[Structured figure records]
-- START --
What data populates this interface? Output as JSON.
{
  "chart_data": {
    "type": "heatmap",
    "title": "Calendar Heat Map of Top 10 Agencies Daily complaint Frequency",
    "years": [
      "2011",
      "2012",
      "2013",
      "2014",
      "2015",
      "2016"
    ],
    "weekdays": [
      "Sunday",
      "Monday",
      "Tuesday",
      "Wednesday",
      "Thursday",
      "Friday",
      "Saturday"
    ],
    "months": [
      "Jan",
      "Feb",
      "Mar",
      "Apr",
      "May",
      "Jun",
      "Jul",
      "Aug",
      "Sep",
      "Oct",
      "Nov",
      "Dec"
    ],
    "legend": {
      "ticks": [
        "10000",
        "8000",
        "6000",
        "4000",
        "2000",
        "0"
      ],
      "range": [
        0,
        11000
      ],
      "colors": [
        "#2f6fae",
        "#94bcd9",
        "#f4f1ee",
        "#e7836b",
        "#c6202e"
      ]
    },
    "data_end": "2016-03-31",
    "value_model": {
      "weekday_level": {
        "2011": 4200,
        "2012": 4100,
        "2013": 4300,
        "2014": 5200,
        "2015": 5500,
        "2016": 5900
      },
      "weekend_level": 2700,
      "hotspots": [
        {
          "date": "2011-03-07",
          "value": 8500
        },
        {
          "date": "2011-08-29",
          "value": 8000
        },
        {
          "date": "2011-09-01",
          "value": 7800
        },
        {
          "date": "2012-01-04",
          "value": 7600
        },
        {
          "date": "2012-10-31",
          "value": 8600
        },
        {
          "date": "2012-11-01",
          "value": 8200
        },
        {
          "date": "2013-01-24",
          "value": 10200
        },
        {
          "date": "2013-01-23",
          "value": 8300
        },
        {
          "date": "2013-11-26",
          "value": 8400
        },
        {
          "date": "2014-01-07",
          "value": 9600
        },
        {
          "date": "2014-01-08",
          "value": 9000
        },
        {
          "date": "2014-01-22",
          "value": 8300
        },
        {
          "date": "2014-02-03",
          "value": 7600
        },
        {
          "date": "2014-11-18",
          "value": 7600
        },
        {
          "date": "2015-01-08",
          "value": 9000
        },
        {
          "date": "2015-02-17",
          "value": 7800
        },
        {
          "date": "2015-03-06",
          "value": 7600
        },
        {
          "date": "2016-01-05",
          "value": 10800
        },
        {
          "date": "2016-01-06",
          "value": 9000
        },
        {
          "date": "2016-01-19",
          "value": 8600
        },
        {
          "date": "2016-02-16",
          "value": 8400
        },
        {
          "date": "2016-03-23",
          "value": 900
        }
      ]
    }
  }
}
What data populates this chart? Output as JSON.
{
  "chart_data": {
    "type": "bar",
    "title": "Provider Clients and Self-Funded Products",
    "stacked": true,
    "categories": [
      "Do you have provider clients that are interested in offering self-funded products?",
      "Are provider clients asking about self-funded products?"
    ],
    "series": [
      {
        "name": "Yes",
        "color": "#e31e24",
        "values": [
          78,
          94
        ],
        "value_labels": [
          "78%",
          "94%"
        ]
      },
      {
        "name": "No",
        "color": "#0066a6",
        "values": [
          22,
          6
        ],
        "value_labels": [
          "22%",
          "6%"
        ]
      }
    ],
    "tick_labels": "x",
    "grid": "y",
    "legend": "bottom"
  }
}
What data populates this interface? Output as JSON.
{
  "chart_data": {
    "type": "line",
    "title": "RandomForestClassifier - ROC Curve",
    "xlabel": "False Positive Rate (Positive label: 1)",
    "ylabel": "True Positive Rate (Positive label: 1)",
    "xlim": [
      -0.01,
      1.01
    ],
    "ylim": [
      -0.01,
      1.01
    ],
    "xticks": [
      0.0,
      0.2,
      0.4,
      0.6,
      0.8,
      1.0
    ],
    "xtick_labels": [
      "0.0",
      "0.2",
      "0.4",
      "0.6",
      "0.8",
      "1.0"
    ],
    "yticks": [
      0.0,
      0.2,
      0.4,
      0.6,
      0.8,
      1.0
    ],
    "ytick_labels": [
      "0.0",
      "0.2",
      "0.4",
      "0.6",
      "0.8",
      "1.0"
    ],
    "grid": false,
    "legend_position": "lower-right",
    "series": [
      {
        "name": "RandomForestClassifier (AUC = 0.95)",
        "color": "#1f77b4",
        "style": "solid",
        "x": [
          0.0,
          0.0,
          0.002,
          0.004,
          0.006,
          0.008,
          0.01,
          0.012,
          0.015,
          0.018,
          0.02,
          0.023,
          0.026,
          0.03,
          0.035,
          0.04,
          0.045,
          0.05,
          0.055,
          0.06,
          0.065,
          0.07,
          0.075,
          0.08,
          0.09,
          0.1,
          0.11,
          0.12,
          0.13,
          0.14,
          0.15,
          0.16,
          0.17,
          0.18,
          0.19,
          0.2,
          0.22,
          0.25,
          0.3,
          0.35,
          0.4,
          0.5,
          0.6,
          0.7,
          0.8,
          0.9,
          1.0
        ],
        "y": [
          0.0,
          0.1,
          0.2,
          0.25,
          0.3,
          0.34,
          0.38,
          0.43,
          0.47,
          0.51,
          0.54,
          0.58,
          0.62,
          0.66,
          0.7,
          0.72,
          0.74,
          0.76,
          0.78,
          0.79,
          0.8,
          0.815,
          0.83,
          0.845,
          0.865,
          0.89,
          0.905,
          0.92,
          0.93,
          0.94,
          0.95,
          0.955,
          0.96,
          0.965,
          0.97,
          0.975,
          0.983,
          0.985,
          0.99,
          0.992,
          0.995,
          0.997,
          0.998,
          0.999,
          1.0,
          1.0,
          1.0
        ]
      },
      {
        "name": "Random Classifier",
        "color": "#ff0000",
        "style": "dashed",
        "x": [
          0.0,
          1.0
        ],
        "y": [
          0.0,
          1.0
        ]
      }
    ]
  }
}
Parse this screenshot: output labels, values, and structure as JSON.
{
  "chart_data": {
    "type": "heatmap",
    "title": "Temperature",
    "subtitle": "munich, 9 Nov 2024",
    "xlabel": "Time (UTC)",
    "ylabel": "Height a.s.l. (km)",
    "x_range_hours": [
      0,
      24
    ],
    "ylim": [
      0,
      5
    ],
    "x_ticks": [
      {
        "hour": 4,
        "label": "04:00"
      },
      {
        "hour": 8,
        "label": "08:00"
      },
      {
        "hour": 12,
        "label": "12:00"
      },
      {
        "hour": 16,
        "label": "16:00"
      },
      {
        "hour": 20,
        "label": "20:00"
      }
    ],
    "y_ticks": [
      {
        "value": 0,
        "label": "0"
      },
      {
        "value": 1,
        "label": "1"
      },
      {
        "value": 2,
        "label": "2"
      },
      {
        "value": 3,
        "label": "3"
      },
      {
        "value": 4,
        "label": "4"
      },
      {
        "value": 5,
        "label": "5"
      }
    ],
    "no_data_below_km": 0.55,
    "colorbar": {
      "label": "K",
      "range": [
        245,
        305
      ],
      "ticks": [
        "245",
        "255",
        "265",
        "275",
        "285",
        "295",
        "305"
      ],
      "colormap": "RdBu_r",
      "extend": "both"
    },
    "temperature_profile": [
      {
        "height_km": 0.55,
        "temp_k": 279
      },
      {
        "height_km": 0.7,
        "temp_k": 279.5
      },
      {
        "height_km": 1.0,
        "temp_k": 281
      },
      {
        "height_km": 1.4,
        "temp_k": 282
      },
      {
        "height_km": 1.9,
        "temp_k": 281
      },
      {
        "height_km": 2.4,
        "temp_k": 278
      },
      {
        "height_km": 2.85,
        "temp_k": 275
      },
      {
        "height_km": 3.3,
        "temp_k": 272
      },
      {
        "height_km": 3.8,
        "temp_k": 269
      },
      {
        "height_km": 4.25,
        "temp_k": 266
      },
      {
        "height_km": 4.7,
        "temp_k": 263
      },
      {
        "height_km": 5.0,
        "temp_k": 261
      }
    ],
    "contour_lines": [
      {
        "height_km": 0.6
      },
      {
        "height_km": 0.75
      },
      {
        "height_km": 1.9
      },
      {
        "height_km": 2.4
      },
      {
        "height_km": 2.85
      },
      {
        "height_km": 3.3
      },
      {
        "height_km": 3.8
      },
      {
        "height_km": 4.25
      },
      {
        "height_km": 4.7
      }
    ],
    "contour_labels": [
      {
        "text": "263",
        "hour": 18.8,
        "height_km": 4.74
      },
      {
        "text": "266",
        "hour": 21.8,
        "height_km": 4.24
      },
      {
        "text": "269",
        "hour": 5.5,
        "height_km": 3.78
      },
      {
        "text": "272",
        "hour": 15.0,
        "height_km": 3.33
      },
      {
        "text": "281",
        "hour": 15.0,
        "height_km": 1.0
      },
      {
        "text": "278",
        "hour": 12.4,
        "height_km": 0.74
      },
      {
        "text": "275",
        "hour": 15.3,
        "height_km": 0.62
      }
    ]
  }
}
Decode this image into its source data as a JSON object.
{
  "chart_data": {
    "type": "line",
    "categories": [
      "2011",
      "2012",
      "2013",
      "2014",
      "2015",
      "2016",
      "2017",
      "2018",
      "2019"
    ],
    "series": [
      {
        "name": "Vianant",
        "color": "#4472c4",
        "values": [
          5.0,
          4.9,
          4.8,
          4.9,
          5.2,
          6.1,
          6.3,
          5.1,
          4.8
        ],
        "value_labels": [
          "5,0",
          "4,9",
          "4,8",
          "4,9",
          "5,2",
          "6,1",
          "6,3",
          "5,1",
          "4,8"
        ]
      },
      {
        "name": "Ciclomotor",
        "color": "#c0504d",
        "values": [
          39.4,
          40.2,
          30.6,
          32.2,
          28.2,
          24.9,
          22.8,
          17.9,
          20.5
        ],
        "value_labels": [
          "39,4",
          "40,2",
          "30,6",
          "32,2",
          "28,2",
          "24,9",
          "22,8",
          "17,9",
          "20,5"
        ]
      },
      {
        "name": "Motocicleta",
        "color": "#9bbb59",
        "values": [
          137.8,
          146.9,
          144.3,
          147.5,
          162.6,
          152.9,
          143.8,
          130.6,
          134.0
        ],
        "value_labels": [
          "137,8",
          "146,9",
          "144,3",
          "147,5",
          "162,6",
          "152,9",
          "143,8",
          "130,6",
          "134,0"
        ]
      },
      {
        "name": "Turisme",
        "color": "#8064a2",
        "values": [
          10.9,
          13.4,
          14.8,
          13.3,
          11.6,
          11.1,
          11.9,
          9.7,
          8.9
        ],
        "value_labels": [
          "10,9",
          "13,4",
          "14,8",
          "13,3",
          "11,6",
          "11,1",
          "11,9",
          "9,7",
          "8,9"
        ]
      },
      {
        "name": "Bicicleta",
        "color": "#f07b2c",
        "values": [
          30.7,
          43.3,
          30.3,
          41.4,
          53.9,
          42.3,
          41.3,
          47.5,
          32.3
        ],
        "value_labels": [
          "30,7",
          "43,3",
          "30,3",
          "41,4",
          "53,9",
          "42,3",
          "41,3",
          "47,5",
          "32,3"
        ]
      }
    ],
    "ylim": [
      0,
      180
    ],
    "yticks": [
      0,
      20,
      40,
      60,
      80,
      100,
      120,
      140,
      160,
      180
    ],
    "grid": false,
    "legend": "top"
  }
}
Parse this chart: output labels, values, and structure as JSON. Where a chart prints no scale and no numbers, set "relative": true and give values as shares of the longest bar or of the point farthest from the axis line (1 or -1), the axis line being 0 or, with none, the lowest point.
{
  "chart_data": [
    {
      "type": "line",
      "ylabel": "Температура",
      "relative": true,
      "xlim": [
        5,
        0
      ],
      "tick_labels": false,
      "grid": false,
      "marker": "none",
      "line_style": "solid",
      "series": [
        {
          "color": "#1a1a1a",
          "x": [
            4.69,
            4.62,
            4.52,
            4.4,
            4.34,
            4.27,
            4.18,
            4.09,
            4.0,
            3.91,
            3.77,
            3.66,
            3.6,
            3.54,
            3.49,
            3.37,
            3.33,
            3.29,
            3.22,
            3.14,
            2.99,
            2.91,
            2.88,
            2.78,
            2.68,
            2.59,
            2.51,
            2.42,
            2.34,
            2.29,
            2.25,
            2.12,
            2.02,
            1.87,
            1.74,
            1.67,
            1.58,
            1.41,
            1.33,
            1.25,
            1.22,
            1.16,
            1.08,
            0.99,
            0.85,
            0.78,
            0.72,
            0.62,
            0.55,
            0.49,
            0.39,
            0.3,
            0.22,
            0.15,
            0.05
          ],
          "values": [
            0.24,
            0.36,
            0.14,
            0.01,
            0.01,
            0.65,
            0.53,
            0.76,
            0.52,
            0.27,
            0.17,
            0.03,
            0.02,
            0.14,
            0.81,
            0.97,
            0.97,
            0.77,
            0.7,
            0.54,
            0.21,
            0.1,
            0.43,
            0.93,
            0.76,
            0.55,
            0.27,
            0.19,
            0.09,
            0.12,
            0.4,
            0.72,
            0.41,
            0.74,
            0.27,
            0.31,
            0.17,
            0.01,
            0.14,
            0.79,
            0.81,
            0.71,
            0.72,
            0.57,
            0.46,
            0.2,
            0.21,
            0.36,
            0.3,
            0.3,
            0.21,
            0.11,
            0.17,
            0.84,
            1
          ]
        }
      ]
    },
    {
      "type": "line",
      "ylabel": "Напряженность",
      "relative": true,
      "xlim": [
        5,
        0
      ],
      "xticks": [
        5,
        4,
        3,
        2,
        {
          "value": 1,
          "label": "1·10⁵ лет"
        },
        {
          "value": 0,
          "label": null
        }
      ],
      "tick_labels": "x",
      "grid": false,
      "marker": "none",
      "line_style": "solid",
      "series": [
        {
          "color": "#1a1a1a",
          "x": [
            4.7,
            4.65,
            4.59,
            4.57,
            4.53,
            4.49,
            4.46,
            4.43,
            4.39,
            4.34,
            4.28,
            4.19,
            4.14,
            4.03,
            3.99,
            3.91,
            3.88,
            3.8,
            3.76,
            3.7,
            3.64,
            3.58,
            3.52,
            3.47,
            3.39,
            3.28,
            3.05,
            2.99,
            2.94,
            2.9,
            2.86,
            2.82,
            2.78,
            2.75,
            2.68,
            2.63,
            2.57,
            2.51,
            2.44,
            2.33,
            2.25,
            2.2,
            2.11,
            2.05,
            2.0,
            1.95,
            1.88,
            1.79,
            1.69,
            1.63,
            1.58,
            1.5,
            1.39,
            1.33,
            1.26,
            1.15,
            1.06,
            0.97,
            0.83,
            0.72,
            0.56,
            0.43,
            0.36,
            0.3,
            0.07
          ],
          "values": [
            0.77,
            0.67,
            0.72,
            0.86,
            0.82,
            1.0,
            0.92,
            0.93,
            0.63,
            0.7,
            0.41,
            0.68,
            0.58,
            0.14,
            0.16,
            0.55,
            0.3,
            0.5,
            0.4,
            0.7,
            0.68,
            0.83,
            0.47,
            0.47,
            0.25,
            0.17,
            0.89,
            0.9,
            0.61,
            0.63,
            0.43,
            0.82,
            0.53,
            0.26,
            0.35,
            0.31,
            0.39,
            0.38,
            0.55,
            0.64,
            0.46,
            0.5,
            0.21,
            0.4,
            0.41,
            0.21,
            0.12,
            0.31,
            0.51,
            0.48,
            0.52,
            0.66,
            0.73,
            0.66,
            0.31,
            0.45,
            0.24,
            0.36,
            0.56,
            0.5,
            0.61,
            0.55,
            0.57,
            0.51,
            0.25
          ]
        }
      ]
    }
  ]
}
-- END --
:: WHAT TO DO ::
Search the preceding listing for "text" and extract every line where it is found.

:: ANSWER FOR THIS EXERCISE ::
        "text": "263",
        "text": "266",
        "text": "269",
        "text": "272",
        "text": "281",
        "text": "278",
        "text": "275",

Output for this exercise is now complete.